SHORT PROBLEM =
All records below must be retyped exactly.

Excerpt from a dataset
============
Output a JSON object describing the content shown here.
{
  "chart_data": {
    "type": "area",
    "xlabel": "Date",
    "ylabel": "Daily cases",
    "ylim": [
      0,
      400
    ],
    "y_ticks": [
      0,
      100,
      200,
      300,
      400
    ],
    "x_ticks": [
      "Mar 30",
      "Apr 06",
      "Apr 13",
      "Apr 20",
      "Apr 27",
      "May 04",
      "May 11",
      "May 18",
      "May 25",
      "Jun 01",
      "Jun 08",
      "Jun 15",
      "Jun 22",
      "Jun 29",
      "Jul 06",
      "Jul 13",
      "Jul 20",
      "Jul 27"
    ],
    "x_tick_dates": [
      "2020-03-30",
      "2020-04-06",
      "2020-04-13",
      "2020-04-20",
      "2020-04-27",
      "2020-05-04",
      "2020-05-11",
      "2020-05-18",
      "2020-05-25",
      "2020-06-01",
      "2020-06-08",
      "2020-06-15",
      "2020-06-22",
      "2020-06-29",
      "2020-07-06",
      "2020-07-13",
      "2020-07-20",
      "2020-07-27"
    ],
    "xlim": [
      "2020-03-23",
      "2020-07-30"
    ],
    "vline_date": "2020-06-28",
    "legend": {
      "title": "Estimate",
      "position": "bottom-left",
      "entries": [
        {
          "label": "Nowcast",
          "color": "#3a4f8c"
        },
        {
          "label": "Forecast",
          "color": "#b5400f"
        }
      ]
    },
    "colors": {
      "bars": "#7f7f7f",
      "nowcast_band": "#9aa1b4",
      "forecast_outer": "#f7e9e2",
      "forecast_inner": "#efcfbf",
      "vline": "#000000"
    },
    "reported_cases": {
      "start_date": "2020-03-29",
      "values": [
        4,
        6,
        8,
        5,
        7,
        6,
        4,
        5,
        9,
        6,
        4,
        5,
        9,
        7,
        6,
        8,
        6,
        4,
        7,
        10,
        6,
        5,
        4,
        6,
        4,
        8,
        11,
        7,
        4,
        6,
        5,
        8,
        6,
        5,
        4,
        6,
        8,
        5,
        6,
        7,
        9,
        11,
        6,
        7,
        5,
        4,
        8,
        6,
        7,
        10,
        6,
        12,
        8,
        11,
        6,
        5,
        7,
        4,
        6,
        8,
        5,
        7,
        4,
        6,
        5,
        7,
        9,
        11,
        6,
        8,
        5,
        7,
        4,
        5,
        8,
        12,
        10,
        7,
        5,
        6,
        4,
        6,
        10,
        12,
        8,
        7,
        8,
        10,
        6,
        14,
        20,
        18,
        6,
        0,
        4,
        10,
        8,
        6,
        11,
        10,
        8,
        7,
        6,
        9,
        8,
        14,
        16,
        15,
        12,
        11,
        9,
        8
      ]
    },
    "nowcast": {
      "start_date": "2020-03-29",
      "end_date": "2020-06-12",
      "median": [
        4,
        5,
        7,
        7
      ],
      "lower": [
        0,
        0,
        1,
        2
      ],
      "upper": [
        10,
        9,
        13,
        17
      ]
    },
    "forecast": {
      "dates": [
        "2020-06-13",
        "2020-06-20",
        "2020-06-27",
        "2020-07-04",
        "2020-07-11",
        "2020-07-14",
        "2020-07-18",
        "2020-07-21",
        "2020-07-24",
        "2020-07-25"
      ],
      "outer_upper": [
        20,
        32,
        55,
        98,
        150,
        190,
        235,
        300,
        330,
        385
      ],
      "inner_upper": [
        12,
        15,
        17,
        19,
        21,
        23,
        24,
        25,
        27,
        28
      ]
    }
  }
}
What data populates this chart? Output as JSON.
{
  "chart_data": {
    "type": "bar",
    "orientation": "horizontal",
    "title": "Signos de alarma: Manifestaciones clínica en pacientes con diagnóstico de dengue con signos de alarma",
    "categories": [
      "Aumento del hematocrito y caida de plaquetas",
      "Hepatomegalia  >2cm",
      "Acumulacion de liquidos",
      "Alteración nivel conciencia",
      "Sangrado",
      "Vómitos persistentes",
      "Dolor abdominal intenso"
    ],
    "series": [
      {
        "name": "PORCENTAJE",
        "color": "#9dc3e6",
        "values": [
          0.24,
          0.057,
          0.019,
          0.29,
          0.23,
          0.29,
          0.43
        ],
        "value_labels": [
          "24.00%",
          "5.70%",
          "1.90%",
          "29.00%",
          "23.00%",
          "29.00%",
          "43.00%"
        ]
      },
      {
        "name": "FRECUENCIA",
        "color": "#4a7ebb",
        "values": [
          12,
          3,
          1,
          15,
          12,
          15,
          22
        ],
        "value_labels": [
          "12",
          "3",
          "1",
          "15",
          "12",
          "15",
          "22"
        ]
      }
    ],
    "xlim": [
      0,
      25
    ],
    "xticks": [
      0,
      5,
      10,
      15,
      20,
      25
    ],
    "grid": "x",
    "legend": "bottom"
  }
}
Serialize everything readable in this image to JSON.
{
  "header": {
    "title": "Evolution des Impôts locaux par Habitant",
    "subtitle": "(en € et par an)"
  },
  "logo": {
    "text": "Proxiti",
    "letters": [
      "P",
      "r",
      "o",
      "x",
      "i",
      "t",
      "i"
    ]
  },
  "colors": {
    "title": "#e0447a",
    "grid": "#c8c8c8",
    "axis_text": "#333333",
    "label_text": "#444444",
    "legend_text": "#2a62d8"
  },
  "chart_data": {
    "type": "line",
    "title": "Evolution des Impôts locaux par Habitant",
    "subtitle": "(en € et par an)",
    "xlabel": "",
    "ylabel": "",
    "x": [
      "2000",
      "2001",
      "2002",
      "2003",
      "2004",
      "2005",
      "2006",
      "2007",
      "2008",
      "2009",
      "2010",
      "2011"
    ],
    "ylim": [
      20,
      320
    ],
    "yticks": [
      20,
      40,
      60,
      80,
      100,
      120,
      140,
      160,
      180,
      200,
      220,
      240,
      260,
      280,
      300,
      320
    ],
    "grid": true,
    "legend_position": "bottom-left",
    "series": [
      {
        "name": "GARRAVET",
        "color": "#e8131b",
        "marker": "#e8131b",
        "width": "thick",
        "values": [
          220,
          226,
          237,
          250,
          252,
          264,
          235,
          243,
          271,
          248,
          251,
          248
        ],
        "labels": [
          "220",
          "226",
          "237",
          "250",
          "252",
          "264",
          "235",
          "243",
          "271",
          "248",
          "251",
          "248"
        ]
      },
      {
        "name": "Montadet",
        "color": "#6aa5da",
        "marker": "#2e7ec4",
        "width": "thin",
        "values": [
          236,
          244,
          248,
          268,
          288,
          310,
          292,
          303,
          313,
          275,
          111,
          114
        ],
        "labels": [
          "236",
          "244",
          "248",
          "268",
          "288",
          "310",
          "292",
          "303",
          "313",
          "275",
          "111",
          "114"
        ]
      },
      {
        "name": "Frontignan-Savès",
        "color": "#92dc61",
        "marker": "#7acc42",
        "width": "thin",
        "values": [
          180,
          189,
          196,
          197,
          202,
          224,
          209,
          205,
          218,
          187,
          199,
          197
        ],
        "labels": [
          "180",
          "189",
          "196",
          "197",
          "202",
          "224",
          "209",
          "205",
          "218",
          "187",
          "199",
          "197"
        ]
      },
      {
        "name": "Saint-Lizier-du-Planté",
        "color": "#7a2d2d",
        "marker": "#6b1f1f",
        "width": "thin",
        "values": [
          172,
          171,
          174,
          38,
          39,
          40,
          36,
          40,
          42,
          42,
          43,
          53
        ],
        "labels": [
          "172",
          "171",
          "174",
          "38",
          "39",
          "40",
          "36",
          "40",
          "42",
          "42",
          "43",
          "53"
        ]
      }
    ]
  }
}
============
RESULT =
Output a JSON object describing the content shown here.
{
  "chart_data": {
    "type": "area",
    "xlabel": "Date",
    "ylabel": "Daily cases",
    "ylim": [
      0,
      400
    ],
    "y_ticks": [
      0,
      100,
      200,
      300,
      400
    ],
    "x_ticks": [
      "Mar 30",
      "Apr 06",
      "Apr 13",
      "Apr 20",
      "Apr 27",
      "May 04",
      "May 11",
      "May 18",
      "May 25",
      "Jun 01",
      "Jun 08",
      "Jun 15",
      "Jun 22",
      "Jun 29",
      "Jul 06",
      "Jul 13",
      "Jul 20",
      "Jul 27"
    ],
    "x_tick_dates": [
      "2020-03-30",
      "2020-04-06",
      "2020-04-13",
      "2020-04-20",
      "2020-04-27",
      "2020-05-04",
      "2020-05-11",
      "2020-05-18",
      "2020-05-25",
      "2020-06-01",
      "2020-06-08",
      "2020-06-15",
      "2020-06-22",
      "2020-06-29",
      "2020-07-06",
      "2020-07-13",
      "2020-07-20",
      "2020-07-27"
    ],
    "xlim": [
      "2020-03-23",
      "2020-07-30"
    ],
    "vline_date": "2020-06-28",
    "legend": {
      "title": "Estimate",
      "position": "bottom-left",
      "entries": [
        {
          "label": "Nowcast",
          "color": "#3a4f8c"
        },
        {
          "label": "Forecast",
          "color": "#b5400f"
        }
      ]
    },
    "colors": {
      "bars": "#7f7f7f",
      "nowcast_band": "#9aa1b4",
      "forecast_outer": "#f7e9e2",
      "forecast_inner": "#efcfbf",
      "vline": "#000000"
    },
    "reported_cases": {
      "start_date": "2020-03-29",
      "values": [
        4,
        6,
        8,
        5,
        7,
        6,
        4,
        5,
        9,
        6,
        4,
        5,
        9,
        7,
        6,
        8,
        6,
        4,
        7,
        10,
        6,
        5,
        4,
        6,
        4,
        8,
        11,
        7,
        4,
        6,
        5,
        8,
        6,
        5,
        4,
        6,
        8,
        5,
        6,
        7,
        9,
        11,
        6,
        7,
        5,
        4,
        8,
        6,
        7,
        10,
        6,
        12,
        8,
        11,
        6,
        5,
        7,
        4,
        6,
        8,
        5,
        7,
        4,
        6,
        5,
        7,
        9,
        11,
        6,
        8,
        5,
        7,
        4,
        5,
        8,
        12,
        10,
        7,
        5,
        6,
        4,
        6,
        10,
        12,
        8,
        7,
        8,
        10,
        6,
        14,
        20,
        18,
        6,
        0,
        4,
        10,
        8,
        6,
        11,
        10,
        8,
        7,
        6,
        9,
        8,
        14,
        16,
        15,
        12,
        11,
        9,
        8
      ]
    },
    "nowcast": {
      "start_date": "2020-03-29",
      "end_date": "2020-06-12",
      "median": [
        4,
        5,
        7,
        7
      ],
      "lower": [
        0,
        0,
        1,
        2
      ],
      "upper": [
        10,
        9,
        13,
        17
      ]
    },
    "forecast": {
      "dates": [
        "2020-06-13",
        "2020-06-20",
        "2020-06-27",
        "2020-07-04",
        "2020-07-11",
        "2020-07-14",
        "2020-07-18",
        "2020-07-21",
        "2020-07-24",
        "2020-07-25"
      ],
      "outer_upper": [
        20,
        32,
        55,
        98,
        150,
        190,
        235,
        300,
        330,
        385
      ],
      "inner_upper": [
        12,
        15,
        17,
        19,
        21,
        23,
        24,
        25,
        27,
        28
      ]
    }
  }
}
What data populates this chart? Output as JSON.
{
  "chart_data": {
    "type": "bar",
    "orientation": "horizontal",
    "title": "Signos de alarma: Manifestaciones clínica en pacientes con diagnóstico de dengue con signos de alarma",
    "categories": [
      "Aumento del hematocrito y caida de plaquetas",
      "Hepatomegalia  >2cm",
      "Acumulacion de liquidos",
      "Alteración nivel conciencia",
      "Sangrado",
      "Vómitos persistentes",
      "Dolor abdominal intenso"
    ],
    "series": [
      {
        "name": "PORCENTAJE",
        "color": "#9dc3e6",
        "values": [
          0.24,
          0.057,
          0.019,
          0.29,
          0.23,
          0.29,
          0.43
        ],
        "value_labels": [
          "24.00%",
          "5.70%",
          "1.90%",
          "29.00%",
          "23.00%",
          "29.00%",
          "43.00%"
        ]
      },
      {
        "name": "FRECUENCIA",
        "color": "#4a7ebb",
        "values": [
          12,
          3,
          1,
          15,
          12,
          15,
          22
        ],
        "value_labels": [
          "12",
          "3",
          "1",
          "15",
          "12",
          "15",
          "22"
        ]
      }
    ],
    "xlim": [
      0,
      25
    ],
    "xticks": [
      0,
      5,
      10,
      15,
      20,
      25
    ],
    "grid": "x",
    "legend": "bottom"
  }
}
Serialize everything readable in this image to JSON.
{
  "header": {
    "title": "Evolution des Impôts locaux par Habitant",
    "subtitle": "(en € et par an)"
  },
  "logo": {
    "text": "Proxiti",
    "letters": [
      "P",
      "r",
      "o",
      "x",
      "i",
      "t",
      "i"
    ]
  },
  "colors": {
    "title": "#e0447a",
    "grid": "#c8c8c8",
    "axis_text": "#333333",
    "label_text": "#444444",
    "legend_text": "#2a62d8"
  },
  "chart_data": {
    "type": "line",
    "title": "Evolution des Impôts locaux par Habitant",
    "subtitle": "(en € et par an)",
    "xlabel": "",
    "ylabel": "",
    "x": [
      "2000",
      "2001",
      "2002",
      "2003",
      "2004",
      "2005",
      "2006",
      "2007",
      "2008",
      "2009",
      "2010",
      "2011"
    ],
    "ylim": [
      20,
      320
    ],
    "yticks": [
      20,
      40,
      60,
      80,
      100,
      120,
      140,
      160,
      180,
      200,
      220,
      240,
      260,
      280,
      300,
      320
    ],
    "grid": true,
    "legend_position": "bottom-left",
    "series": [
      {
        "name": "GARRAVET",
        "color": "#e8131b",
        "marker": "#e8131b",
        "width": "thick",
        "values": [
          220,
          226,
          237,
          250,
          252,
          264,
          235,
          243,
          271,
          248,
          251,
          248
        ],
        "labels": [
          "220",
          "226",
          "237",
          "250",
          "252",
          "264",
          "235",
          "243",
          "271",
          "248",
          "251",
          "248"
        ]
      },
      {
        "name": "Montadet",
        "color": "#6aa5da",
        "marker": "#2e7ec4",
        "width": "thin",
        "values": [
          236,
          244,
          248,
          268,
          288,
          310,
          292,
          303,
          313,
          275,
          111,
          114
        ],
        "labels": [
          "236",
          "244",
          "248",
          "268",
          "288",
          "310",
          "292",
          "303",
          "313",
          "275",
          "111",
          "114"
        ]
      },
      {
        "name": "Frontignan-Savès",
        "color": "#92dc61",
        "marker": "#7acc42",
        "width": "thin",
        "values": [
          180,
          189,
          196,
          197,
          202,
          224,
          209,
          205,
          218,
          187,
          199,
          197
        ],
        "labels": [
          "180",
          "189",
          "196",
          "197",
          "202",
          "224",
          "209",
          "205",
          "218",
          "187",
          "199",
          "197"
        ]
      },
      {
        "name": "Saint-Lizier-du-Planté",
        "color": "#7a2d2d",
        "marker": "#6b1f1f",
        "width": "thin",
        "values": [
          172,
          171,
          174,
          38,
          39,
          40,
          36,
          40,
          42,
          42,
          43,
          53
        ],
        "labels": [
          "172",
          "171",
          "174",
          "38",
          "39",
          "40",
          "36",
          "40",
          "42",
          "42",
          "43",
          "53"
        ]
      }
    ]
  }
}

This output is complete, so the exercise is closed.